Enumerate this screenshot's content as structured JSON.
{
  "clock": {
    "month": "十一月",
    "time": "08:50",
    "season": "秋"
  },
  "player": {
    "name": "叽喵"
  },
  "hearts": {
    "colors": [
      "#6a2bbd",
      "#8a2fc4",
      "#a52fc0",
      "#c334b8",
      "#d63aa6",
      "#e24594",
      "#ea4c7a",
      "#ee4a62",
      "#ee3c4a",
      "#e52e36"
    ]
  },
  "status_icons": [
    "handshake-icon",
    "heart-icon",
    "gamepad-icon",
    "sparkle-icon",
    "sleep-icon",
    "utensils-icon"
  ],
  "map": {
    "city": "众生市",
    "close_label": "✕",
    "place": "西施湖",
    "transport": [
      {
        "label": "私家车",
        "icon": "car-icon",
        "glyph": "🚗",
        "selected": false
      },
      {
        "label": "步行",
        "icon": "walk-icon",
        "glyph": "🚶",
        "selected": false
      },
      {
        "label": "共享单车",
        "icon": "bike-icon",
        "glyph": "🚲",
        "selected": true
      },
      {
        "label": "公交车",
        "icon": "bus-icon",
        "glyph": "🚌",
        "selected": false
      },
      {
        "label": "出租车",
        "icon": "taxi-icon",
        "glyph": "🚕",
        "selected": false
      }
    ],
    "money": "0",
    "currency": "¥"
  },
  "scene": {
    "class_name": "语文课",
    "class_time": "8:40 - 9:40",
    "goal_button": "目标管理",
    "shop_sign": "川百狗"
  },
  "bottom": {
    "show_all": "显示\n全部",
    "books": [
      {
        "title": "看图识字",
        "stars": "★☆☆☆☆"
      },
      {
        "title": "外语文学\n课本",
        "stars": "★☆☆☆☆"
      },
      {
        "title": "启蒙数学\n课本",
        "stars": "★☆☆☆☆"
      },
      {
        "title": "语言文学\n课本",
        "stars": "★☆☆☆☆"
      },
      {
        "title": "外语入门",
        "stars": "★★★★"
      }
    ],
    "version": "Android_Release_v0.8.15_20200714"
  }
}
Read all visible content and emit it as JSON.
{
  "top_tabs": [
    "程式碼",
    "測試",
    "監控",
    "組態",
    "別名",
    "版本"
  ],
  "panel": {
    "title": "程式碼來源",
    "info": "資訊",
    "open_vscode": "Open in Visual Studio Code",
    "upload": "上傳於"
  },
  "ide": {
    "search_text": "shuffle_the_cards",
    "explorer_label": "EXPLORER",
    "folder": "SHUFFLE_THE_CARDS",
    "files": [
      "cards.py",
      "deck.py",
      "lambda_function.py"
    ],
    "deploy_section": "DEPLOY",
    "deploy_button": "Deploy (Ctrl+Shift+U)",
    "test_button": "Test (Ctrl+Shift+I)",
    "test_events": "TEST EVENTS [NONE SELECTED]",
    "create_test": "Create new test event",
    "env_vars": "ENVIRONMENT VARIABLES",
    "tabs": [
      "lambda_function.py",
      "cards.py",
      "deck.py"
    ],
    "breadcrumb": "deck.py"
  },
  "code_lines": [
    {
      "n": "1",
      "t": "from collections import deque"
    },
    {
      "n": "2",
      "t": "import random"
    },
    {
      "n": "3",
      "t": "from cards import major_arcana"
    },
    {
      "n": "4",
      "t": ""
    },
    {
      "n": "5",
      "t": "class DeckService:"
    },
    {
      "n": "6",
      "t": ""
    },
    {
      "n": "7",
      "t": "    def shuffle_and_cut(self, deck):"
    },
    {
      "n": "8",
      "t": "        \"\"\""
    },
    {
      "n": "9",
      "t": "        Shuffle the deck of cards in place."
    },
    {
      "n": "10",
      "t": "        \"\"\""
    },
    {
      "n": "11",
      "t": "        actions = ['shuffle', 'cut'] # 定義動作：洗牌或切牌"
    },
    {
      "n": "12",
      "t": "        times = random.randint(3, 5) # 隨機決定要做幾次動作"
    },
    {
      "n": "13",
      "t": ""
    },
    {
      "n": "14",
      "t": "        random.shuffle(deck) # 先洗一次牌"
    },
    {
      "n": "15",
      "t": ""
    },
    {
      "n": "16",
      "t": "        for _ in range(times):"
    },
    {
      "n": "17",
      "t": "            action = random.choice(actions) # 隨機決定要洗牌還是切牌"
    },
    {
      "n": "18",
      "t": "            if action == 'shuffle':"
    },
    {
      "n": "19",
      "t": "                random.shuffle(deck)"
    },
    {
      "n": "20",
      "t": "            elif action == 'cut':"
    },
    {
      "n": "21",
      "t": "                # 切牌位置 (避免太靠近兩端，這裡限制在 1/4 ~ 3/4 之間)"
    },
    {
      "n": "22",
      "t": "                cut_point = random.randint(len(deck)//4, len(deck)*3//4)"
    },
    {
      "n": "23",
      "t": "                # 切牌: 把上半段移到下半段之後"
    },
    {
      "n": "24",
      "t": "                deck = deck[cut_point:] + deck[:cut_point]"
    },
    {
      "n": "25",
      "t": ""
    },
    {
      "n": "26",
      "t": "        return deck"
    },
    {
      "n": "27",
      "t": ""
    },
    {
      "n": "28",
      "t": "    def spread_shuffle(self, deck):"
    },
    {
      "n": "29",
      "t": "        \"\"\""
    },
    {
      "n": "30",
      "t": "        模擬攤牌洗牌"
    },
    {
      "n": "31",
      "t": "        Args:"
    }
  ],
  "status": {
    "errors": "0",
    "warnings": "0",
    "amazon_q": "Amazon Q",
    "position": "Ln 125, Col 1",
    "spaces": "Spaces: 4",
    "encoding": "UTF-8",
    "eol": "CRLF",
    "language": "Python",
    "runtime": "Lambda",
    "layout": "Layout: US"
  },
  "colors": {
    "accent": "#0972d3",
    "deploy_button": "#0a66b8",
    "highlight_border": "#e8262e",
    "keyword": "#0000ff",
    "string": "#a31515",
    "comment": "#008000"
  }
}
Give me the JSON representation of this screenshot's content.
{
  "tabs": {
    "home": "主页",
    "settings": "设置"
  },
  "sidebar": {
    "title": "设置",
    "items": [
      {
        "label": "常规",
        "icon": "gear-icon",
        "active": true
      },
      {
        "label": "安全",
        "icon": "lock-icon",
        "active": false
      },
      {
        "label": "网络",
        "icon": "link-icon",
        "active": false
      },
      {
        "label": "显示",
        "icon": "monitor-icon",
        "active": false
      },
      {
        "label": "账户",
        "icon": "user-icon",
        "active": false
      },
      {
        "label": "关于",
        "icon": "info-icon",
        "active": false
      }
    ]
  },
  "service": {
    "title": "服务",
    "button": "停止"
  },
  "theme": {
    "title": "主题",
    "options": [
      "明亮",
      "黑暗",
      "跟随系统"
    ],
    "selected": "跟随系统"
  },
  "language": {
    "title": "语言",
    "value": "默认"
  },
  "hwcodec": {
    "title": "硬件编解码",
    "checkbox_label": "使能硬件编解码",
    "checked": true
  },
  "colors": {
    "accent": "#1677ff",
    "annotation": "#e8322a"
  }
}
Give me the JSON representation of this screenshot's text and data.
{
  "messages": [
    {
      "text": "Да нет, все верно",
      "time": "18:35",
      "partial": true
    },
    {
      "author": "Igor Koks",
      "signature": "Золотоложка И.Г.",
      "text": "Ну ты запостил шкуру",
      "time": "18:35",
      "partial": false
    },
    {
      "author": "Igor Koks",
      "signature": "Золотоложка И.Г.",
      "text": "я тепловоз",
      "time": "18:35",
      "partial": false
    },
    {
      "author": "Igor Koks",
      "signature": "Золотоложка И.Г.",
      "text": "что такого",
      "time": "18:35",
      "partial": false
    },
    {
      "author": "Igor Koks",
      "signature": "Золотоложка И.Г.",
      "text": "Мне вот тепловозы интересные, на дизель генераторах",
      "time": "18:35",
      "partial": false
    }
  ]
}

· · · ·

THE PROBLEM:
Quote the material exactly, leaving nothing out.

OUTPUT BELOW:
Enumerate this screenshot's content as structured JSON.
{
  "clock": {
    "month": "十一月",
    "time": "08:50",
    "season": "秋"
  },
  "player": {
    "name": "叽喵"
  },
  "hearts": {
    "colors": [
      "#6a2bbd",
      "#8a2fc4",
      "#a52fc0",
      "#c334b8",
      "#d63aa6",
      "#e24594",
      "#ea4c7a",
      "#ee4a62",
      "#ee3c4a",
      "#e52e36"
    ]
  },
  "status_icons": [
    "handshake-icon",
    "heart-icon",
    "gamepad-icon",
    "sparkle-icon",
    "sleep-icon",
    "utensils-icon"
  ],
  "map": {
    "city": "众生市",
    "close_label": "✕",
    "place": "西施湖",
    "transport": [
      {
        "label": "私家车",
        "icon": "car-icon",
        "glyph": "🚗",
        "selected": false
      },
      {
        "label": "步行",
        "icon": "walk-icon",
        "glyph": "🚶",
        "selected": false
      },
      {
        "label": "共享单车",
        "icon": "bike-icon",
        "glyph": "🚲",
        "selected": true
      },
      {
        "label": "公交车",
        "icon": "bus-icon",
        "glyph": "🚌",
        "selected": false
      },
      {
        "label": "出租车",
        "icon": "taxi-icon",
        "glyph": "🚕",
        "selected": false
      }
    ],
    "money": "0",
    "currency": "¥"
  },
  "scene": {
    "class_name": "语文课",
    "class_time": "8:40 - 9:40",
    "goal_button": "目标管理",
    "shop_sign": "川百狗"
  },
  "bottom": {
    "show_all": "显示\n全部",
    "books": [
      {
        "title": "看图识字",
        "stars": "★☆☆☆☆"
      },
      {
        "title": "外语文学\n课本",
        "stars": "★☆☆☆☆"
      },
      {
        "title": "启蒙数学\n课本",
        "stars": "★☆☆☆☆"
      },
      {
        "title": "语言文学\n课本",
        "stars": "★☆☆☆☆"
      },
      {
        "title": "外语入门",
        "stars": "★★★★"
      }
    ],
    "version": "Android_Release_v0.8.15_20200714"
  }
}
Read all visible content and emit it as JSON.
{
  "top_tabs": [
    "程式碼",
    "測試",
    "監控",
    "組態",
    "別名",
    "版本"
  ],
  "panel": {
    "title": "程式碼來源",
    "info": "資訊",
    "open_vscode": "Open in Visual Studio Code",
    "upload": "上傳於"
  },
  "ide": {
    "search_text": "shuffle_the_cards",
    "explorer_label": "EXPLORER",
    "folder": "SHUFFLE_THE_CARDS",
    "files": [
      "cards.py",
      "deck.py",
      "lambda_function.py"
    ],
    "deploy_section": "DEPLOY",
    "deploy_button": "Deploy (Ctrl+Shift+U)",
    "test_button": "Test (Ctrl+Shift+I)",
    "test_events": "TEST EVENTS [NONE SELECTED]",
    "create_test": "Create new test event",
    "env_vars": "ENVIRONMENT VARIABLES",
    "tabs": [
      "lambda_function.py",
      "cards.py",
      "deck.py"
    ],
    "breadcrumb": "deck.py"
  },
  "code_lines": [
    {
      "n": "1",
      "t": "from collections import deque"
    },
    {
      "n": "2",
      "t": "import random"
    },
    {
      "n": "3",
      "t": "from cards import major_arcana"
    },
    {
      "n": "4",
      "t": ""
    },
    {
      "n": "5",
      "t": "class DeckService:"
    },
    {
      "n": "6",
      "t": ""
    },
    {
      "n": "7",
      "t": "    def shuffle_and_cut(self, deck):"
    },
    {
      "n": "8",
      "t": "        \"\"\""
    },
    {
      "n": "9",
      "t": "        Shuffle the deck of cards in place."
    },
    {
      "n": "10",
      "t": "        \"\"\""
    },
    {
      "n": "11",
      "t": "        actions = ['shuffle', 'cut'] # 定義動作：洗牌或切牌"
    },
    {
      "n": "12",
      "t": "        times = random.randint(3, 5) # 隨機決定要做幾次動作"
    },
    {
      "n": "13",
      "t": ""
    },
    {
      "n": "14",
      "t": "        random.shuffle(deck) # 先洗一次牌"
    },
    {
      "n": "15",
      "t": ""
    },
    {
      "n": "16",
      "t": "        for _ in range(times):"
    },
    {
      "n": "17",
      "t": "            action = random.choice(actions) # 隨機決定要洗牌還是切牌"
    },
    {
      "n": "18",
      "t": "            if action == 'shuffle':"
    },
    {
      "n": "19",
      "t": "                random.shuffle(deck)"
    },
    {
      "n": "20",
      "t": "            elif action == 'cut':"
    },
    {
      "n": "21",
      "t": "                # 切牌位置 (避免太靠近兩端，這裡限制在 1/4 ~ 3/4 之間)"
    },
    {
      "n": "22",
      "t": "                cut_point = random.randint(len(deck)//4, len(deck)*3//4)"
    },
    {
      "n": "23",
      "t": "                # 切牌: 把上半段移到下半段之後"
    },
    {
      "n": "24",
      "t": "                deck = deck[cut_point:] + deck[:cut_point]"
    },
    {
      "n": "25",
      "t": ""
    },
    {
      "n": "26",
      "t": "        return deck"
    },
    {
      "n": "27",
      "t": ""
    },
    {
      "n": "28",
      "t": "    def spread_shuffle(self, deck):"
    },
    {
      "n": "29",
      "t": "        \"\"\""
    },
    {
      "n": "30",
      "t": "        模擬攤牌洗牌"
    },
    {
      "n": "31",
      "t": "        Args:"
    }
  ],
  "status": {
    "errors": "0",
    "warnings": "0",
    "amazon_q": "Amazon Q",
    "position": "Ln 125, Col 1",
    "spaces": "Spaces: 4",
    "encoding": "UTF-8",
    "eol": "CRLF",
    "language": "Python",
    "runtime": "Lambda",
    "layout": "Layout: US"
  },
  "colors": {
    "accent": "#0972d3",
    "deploy_button": "#0a66b8",
    "highlight_border": "#e8262e",
    "keyword": "#0000ff",
    "string": "#a31515",
    "comment": "#008000"
  }
}
Give me the JSON representation of this screenshot's content.
{
  "tabs": {
    "home": "主页",
    "settings": "设置"
  },
  "sidebar": {
    "title": "设置",
    "items": [
      {
        "label": "常规",
        "icon": "gear-icon",
        "active": true
      },
      {
        "label": "安全",
        "icon": "lock-icon",
        "active": false
      },
      {
        "label": "网络",
        "icon": "link-icon",
        "active": false
      },
      {
        "label": "显示",
        "icon": "monitor-icon",
        "active": false
      },
      {
        "label": "账户",
        "icon": "user-icon",
        "active": false
      },
      {
        "label": "关于",
        "icon": "info-icon",
        "active": false
      }
    ]
  },
  "service": {
    "title": "服务",
    "button": "停止"
  },
  "theme": {
    "title": "主题",
    "options": [
      "明亮",
      "黑暗",
      "跟随系统"
    ],
    "selected": "跟随系统"
  },
  "language": {
    "title": "语言",
    "value": "默认"
  },
  "hwcodec": {
    "title": "硬件编解码",
    "checkbox_label": "使能硬件编解码",
    "checked": true
  },
  "colors": {
    "accent": "#1677ff",
    "annotation": "#e8322a"
  }
}
Give me the JSON representation of this screenshot's text and data.
{
  "messages": [
    {
      "text": "Да нет, все верно",
      "time": "18:35",
      "partial": true
    },
    {
      "author": "Igor Koks",
      "signature": "Золотоложка И.Г.",
      "text": "Ну ты запостил шкуру",
      "time": "18:35",
      "partial": false
    },
    {
      "author": "Igor Koks",
      "signature": "Золотоложка И.Г.",
      "text": "я тепловоз",
      "time": "18:35",
      "partial": false
    },
    {
      "author": "Igor Koks",
      "signature": "Золотоложка И.Г.",
      "text": "что такого",
      "time": "18:35",
      "partial": false
    },
    {
      "author": "Igor Koks",
      "signature": "Золотоложка И.Г.",
      "text": "Мне вот тепловозы интересные, на дизель генераторах",
      "time": "18:35",
      "partial": false
    }
  ]
}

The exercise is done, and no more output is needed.